### Task prompt
Copy each line holding the string "みたいな".

──────── Source material ────────

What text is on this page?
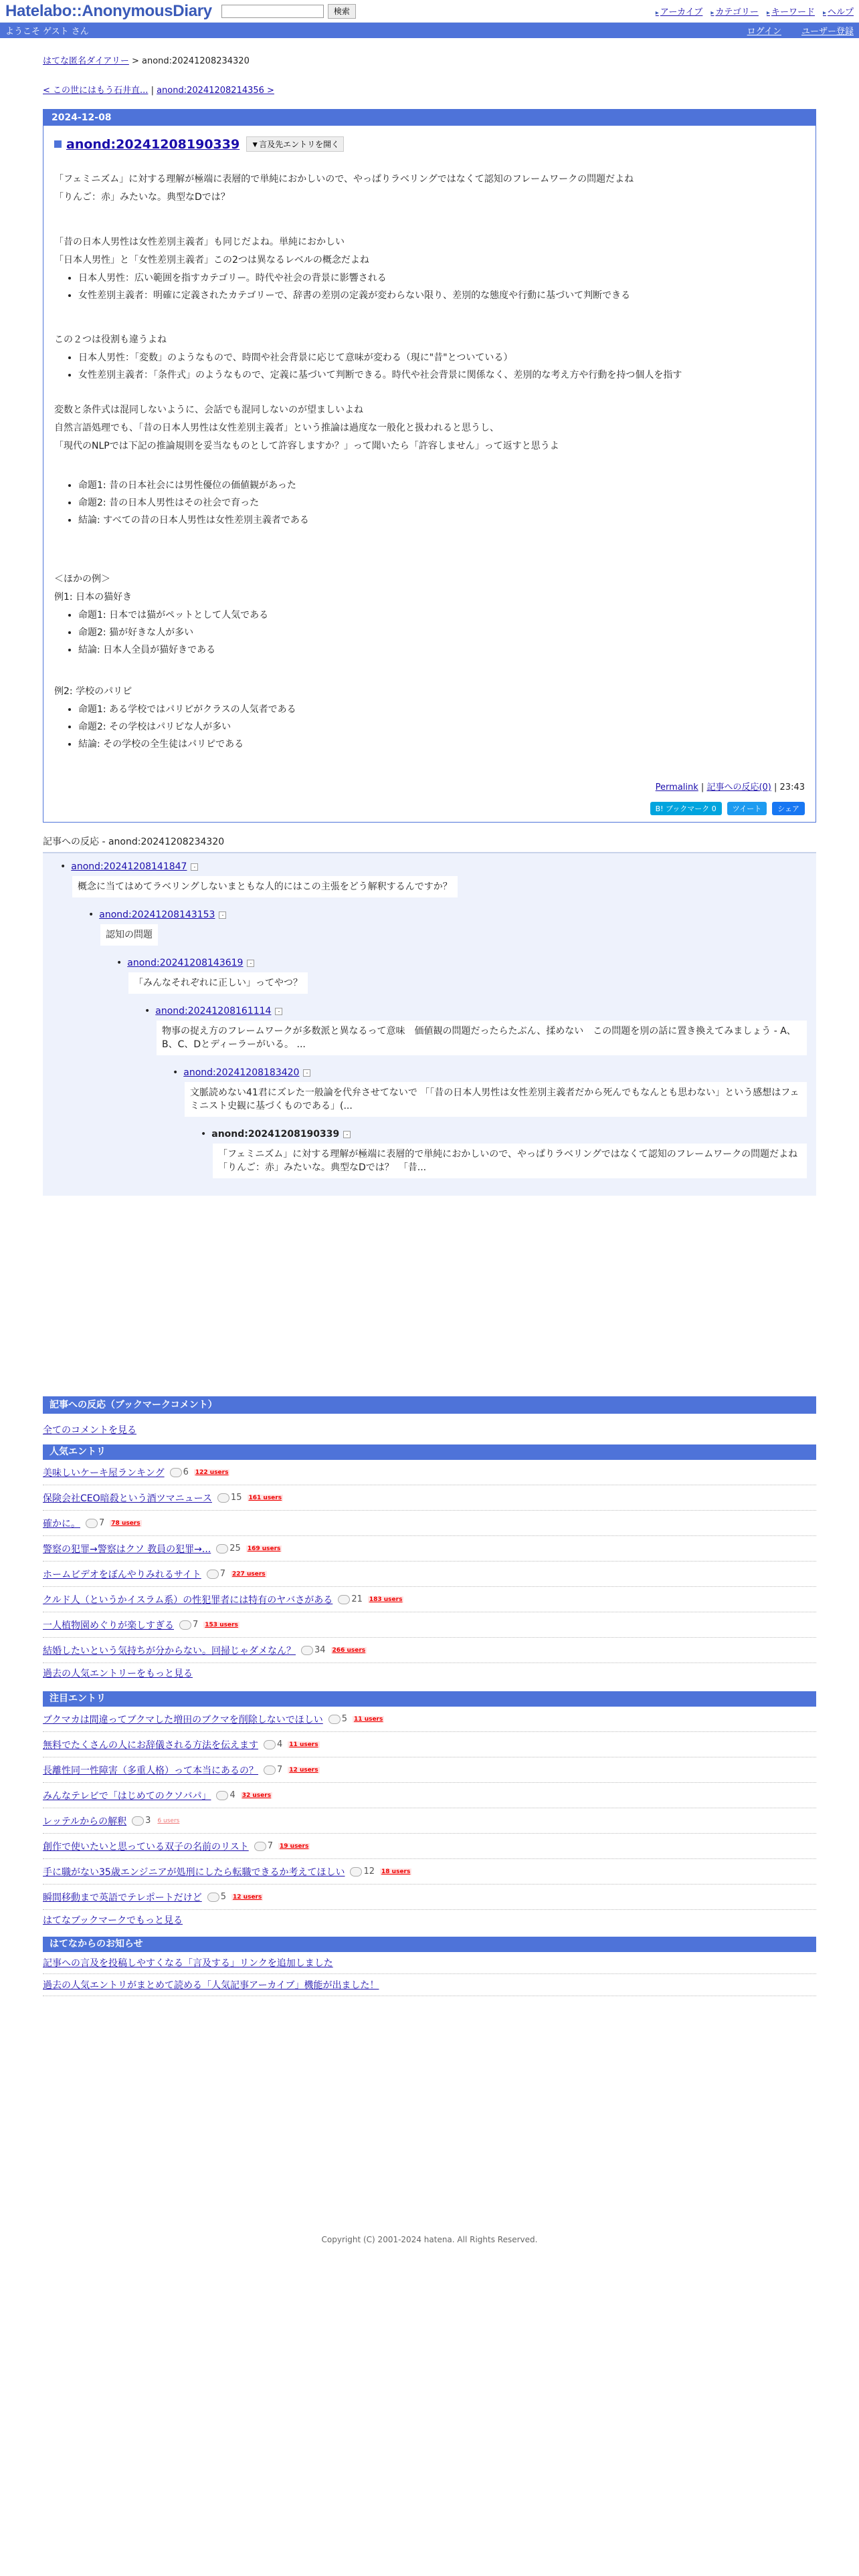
Hatelabo::AnonymousDiary	検索	▸ アーカイブ	▸ カテゴリー	▸ キーワード	▸ ヘルプ
ようこそ ゲスト さん	ログイン ユーザー登録
はてな匿名ダイアリー > anond:20241208234320
< この世にはもう石井直... | anond:20241208214356 >
2024-12-08
anond:20241208190339	▼言及先エントリを開く
「フェミニズム」に対する理解が極端に表層的で単純におかしいので、やっぱりラベリングではなくて認知のフレームワークの問題だよね
「りんご：赤」みたいな。典型なDでは？
「昔の日本人男性は女性差別主義者」も同じだよね。単純におかしい
「日本人男性」と「女性差別主義者」この2つは異なるレベルの概念だよね
• 日本人男性：広い範囲を指すカテゴリー。時代や社会の背景に影響される
• 女性差別主義者：明確に定義されたカテゴリーで、辞書の差別の定義が変わらない限り、差別的な態度や行動に基づいて判断できる
この２つは役割も違うよね
• 日本人男性：「変数」のようなもので、時間や社会背景に応じて意味が変わる（現に"昔"とついている）
• 女性差別主義者：「条件式」のようなもので、定義に基づいて判断できる。時代や社会背景に関係なく、差別的な考え方や行動を持つ個人を指す
変数と条件式は混同しないように、会話でも混同しないのが望ましいよね
自然言語処理でも、「昔の日本人男性は女性差別主義者」という推論は過度な一般化と扱われると思うし、
「現代のNLPでは下記の推論規則を妥当なものとして許容しますか？」って聞いたら「許容しません」って返すと思うよ
• 命題1: 昔の日本社会には男性優位の価値観があった
• 命題2: 昔の日本人男性はその社会で育った
• 結論: すべての昔の日本人男性は女性差別主義者である
＜ほかの例＞
例1: 日本の猫好き
• 命題1: 日本では猫がペットとして人気である
• 命題2: 猫が好きな人が多い
• 結論: 日本人全員が猫好きである
例2: 学校のパリピ
• 命題1: ある学校ではパリピがクラスの人気者である
• 命題2: その学校はパリピな人が多い
• 結論: その学校の全生徒はパリピである
Permalink | 記事への反応(0) | 23:43
B! ブックマーク 0	ツイート	シェア
記事への反応 - anond:20241208234320
• anond:20241208141847 -
概念に当てはめてラベリングしないまともな人的にはこの主張をどう解釈するんですか？
• anond:20241208143153 -
認知の問題
• anond:20241208143619 -
「みんなそれぞれに正しい」ってやつ？
• anond:20241208161114 -
物事の捉え方のフレームワークが多数派と異なるって意味　価値観の問題だったらたぶん、揉めない　この問題を別の話に置き換えてみましょう - A、B、C、Dとディーラーがいる。 ...
• anond:20241208183420 -
文脈読めない41君にズレた一般論を代弁させてないで 「「昔の日本人男性は女性差別主義者だから死んでもなんとも思わない」という感想はフェミニスト史観に基づくものである」(...
• anond:20241208190339 -
「フェミニズム」に対する理解が極端に表層的で単純におかしいので、やっぱりラベリングではなくて認知のフレームワークの問題だよね 「りんご：赤」みたいな。典型なDでは？　「昔...
記事への反応（ブックマークコメント）
全てのコメントを見る
人気エントリ
美味しいケーキ屋ランキング 6 122 users
保険会社CEO暗殺という酒ツマニュース 15 161 users
確かに。 7 78 users
警察の犯罪→警察はクソ 教員の犯罪→... 25 169 users
ホームビデオをぼんやりみれるサイト 7 227 users
クルド人（というかイスラム系）の性犯罪者には特有のヤバさがある 21 183 users
一人植物園めぐりが楽しすぎる 7 153 users
結婚したいという気持ちが分からない。回掃じゃダメなん？ 34 266 users
過去の人気エントリーをもっと見る
注目エントリ
ブクマカは間違ってブクマした増田のブクマを削除しないでほしい 5 11 users
無料でたくさんの人にお辞儀される方法を伝えます 4 11 users
長離性同一性障害（多重人格）って本当にあるの？ 7 12 users
みんなテレビで「はじめてのクソバパ」 4 32 users
レッテルからの解釈 3 6 users
創作で使いたいと思っている双子の名前のリスト 7 19 users
手に職がない35歳エンジニアが処刑にしたら転職できるか考えてほしい 12 18 users
瞬間移動まで英語でテレポートだけど 5 12 users
はてなブックマークでもっと見る
はてなからのお知らせ
記事への言及を投稿しやすくなる「言及する」リンクを追加しました
過去の人気エントリがまとめて読める「人気記事アーカイブ」機能が出ました！
Copyright (C) 2001-2024 hatena. All Rights Reserved.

────────

### Complete output
「りんご：赤」みたいな。典型なDでは？
「フェミニズム」に対する理解が極端に表層的で単純におかしいので、やっぱりラベリングではなくて認知のフレームワークの問題だよね 「りんご：赤」みたいな。典型なDでは？　「昔...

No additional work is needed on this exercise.